* _Requirements_: Below are some records; reproduce every one of them exactly.

<<<<

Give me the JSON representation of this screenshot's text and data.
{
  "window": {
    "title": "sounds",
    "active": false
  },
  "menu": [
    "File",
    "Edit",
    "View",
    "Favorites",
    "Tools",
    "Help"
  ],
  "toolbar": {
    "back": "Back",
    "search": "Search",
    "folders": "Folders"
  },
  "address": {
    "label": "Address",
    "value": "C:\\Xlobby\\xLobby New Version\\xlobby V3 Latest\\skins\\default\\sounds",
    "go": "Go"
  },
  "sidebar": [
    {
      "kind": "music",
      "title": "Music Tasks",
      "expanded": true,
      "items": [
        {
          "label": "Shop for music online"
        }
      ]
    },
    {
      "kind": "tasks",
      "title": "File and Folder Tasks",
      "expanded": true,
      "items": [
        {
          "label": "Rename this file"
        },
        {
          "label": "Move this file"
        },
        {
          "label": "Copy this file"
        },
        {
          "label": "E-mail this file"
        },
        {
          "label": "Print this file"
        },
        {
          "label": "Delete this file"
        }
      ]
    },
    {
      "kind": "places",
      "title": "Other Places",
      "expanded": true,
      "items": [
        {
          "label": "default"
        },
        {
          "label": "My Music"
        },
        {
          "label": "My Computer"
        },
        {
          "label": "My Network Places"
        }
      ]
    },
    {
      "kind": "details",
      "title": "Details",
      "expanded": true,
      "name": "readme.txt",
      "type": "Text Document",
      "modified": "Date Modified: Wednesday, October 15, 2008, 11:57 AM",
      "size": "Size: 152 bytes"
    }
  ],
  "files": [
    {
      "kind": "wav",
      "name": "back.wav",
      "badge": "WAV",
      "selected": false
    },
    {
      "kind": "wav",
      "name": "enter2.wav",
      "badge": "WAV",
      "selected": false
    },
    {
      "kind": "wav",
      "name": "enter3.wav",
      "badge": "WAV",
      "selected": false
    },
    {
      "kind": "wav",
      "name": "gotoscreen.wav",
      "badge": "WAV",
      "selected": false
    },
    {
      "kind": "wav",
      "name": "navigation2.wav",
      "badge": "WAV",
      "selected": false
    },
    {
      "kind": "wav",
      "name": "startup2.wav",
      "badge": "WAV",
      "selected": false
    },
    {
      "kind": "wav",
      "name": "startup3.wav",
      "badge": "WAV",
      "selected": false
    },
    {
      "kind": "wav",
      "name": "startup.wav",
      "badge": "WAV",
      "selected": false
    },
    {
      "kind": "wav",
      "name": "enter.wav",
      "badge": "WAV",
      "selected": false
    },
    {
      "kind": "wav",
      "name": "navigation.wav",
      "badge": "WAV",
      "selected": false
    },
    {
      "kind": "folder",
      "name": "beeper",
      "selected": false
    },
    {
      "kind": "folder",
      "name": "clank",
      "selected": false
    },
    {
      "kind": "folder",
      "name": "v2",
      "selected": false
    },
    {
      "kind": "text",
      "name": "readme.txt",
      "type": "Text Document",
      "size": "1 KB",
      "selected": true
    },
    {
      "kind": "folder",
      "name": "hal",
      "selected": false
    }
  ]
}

>>>>

* _Output for this task_:
Give me the JSON representation of this screenshot's text and data.
{
  "window": {
    "title": "sounds",
    "active": false
  },
  "menu": [
    "File",
    "Edit",
    "View",
    "Favorites",
    "Tools",
    "Help"
  ],
  "toolbar": {
    "back": "Back",
    "search": "Search",
    "folders": "Folders"
  },
  "address": {
    "label": "Address",
    "value": "C:\\Xlobby\\xLobby New Version\\xlobby V3 Latest\\skins\\default\\sounds",
    "go": "Go"
  },
  "sidebar": [
    {
      "kind": "music",
      "title": "Music Tasks",
      "expanded": true,
      "items": [
        {
          "label": "Shop for music online"
        }
      ]
    },
    {
      "kind": "tasks",
      "title": "File and Folder Tasks",
      "expanded": true,
      "items": [
        {
          "label": "Rename this file"
        },
        {
          "label": "Move this file"
        },
        {
          "label": "Copy this file"
        },
        {
          "label": "E-mail this file"
        },
        {
          "label": "Print this file"
        },
        {
          "label": "Delete this file"
        }
      ]
    },
    {
      "kind": "places",
      "title": "Other Places",
      "expanded": true,
      "items": [
        {
          "label": "default"
        },
        {
          "label": "My Music"
        },
        {
          "label": "My Computer"
        },
        {
          "label": "My Network Places"
        }
      ]
    },
    {
      "kind": "details",
      "title": "Details",
      "expanded": true,
      "name": "readme.txt",
      "type": "Text Document",
      "modified": "Date Modified: Wednesday, October 15, 2008, 11:57 AM",
      "size": "Size: 152 bytes"
    }
  ],
  "files": [
    {
      "kind": "wav",
      "name": "back.wav",
      "badge": "WAV",
      "selected": false
    },
    {
      "kind": "wav",
      "name": "enter2.wav",
      "badge": "WAV",
      "selected": false
    },
    {
      "kind": "wav",
      "name": "enter3.wav",
      "badge": "WAV",
      "selected": false
    },
    {
      "kind": "wav",
      "name": "gotoscreen.wav",
      "badge": "WAV",
      "selected": false
    },
    {
      "kind": "wav",
      "name": "navigation2.wav",
      "badge": "WAV",
      "selected": false
    },
    {
      "kind": "wav",
      "name": "startup2.wav",
      "badge": "WAV",
      "selected": false
    },
    {
      "kind": "wav",
      "name": "startup3.wav",
      "badge": "WAV",
      "selected": false
    },
    {
      "kind": "wav",
      "name": "startup.wav",
      "badge": "WAV",
      "selected": false
    },
    {
      "kind": "wav",
      "name": "enter.wav",
      "badge": "WAV",
      "selected": false
    },
    {
      "kind": "wav",
      "name": "navigation.wav",
      "badge": "WAV",
      "selected": false
    },
    {
      "kind": "folder",
      "name": "beeper",
      "selected": false
    },
    {
      "kind": "folder",
      "name": "clank",
      "selected": false
    },
    {
      "kind": "folder",
      "name": "v2",
      "selected": false
    },
    {
      "kind": "text",
      "name": "readme.txt",
      "type": "Text Document",
      "size": "1 KB",
      "selected": true
    },
    {
      "kind": "folder",
      "name": "hal",
      "selected": false
    }
  ]
}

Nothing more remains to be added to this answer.